THE TASK -
Rewrite the lines below, replacing "bodypack-transmitter-icon" with "beltpack-transmitter-icon" wherever it appears and leaving everything else unchanged.

RECORDS SHOWN -
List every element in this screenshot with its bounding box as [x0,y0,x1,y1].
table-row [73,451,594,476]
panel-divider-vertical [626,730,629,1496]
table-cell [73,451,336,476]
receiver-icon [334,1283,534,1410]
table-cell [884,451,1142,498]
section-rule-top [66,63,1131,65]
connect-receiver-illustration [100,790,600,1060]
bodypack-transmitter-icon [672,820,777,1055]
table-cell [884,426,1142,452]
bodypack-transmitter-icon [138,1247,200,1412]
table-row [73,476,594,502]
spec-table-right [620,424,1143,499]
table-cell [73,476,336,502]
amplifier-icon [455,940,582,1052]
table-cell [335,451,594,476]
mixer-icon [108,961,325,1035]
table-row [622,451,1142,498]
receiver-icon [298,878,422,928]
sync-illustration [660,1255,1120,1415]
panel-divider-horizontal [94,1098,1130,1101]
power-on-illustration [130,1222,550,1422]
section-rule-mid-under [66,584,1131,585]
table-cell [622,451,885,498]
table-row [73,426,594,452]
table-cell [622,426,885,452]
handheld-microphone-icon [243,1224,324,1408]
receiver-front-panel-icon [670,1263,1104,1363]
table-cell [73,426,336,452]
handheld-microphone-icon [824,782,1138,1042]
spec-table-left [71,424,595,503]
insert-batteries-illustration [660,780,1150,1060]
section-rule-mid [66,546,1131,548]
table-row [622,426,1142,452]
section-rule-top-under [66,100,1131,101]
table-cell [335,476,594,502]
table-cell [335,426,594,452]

RESPONSE -
List every element in this screenshot with its bounding box as [x0,y0,x1,y1].
table-row [73,451,594,476]
panel-divider-vertical [626,730,629,1496]
table-cell [73,451,336,476]
receiver-icon [334,1283,534,1410]
table-cell [884,451,1142,498]
section-rule-top [66,63,1131,65]
connect-receiver-illustration [100,790,600,1060]
beltpack-transmitter-icon [672,820,777,1055]
table-cell [884,426,1142,452]
beltpack-transmitter-icon [138,1247,200,1412]
table-row [73,476,594,502]
spec-table-right [620,424,1143,499]
table-cell [73,476,336,502]
amplifier-icon [455,940,582,1052]
table-cell [335,451,594,476]
mixer-icon [108,961,325,1035]
table-row [622,451,1142,498]
receiver-icon [298,878,422,928]
sync-illustration [660,1255,1120,1415]
panel-divider-horizontal [94,1098,1130,1101]
power-on-illustration [130,1222,550,1422]
section-rule-mid-under [66,584,1131,585]
table-cell [622,451,885,498]
table-row [73,426,594,452]
table-cell [622,426,885,452]
handheld-microphone-icon [243,1224,324,1408]
receiver-front-panel-icon [670,1263,1104,1363]
table-cell [73,426,336,452]
handheld-microphone-icon [824,782,1138,1042]
spec-table-left [71,424,595,503]
insert-batteries-illustration [660,780,1150,1060]
section-rule-mid [66,546,1131,548]
table-row [622,426,1142,452]
section-rule-top-under [66,100,1131,101]
table-cell [335,476,594,502]
table-cell [335,426,594,452]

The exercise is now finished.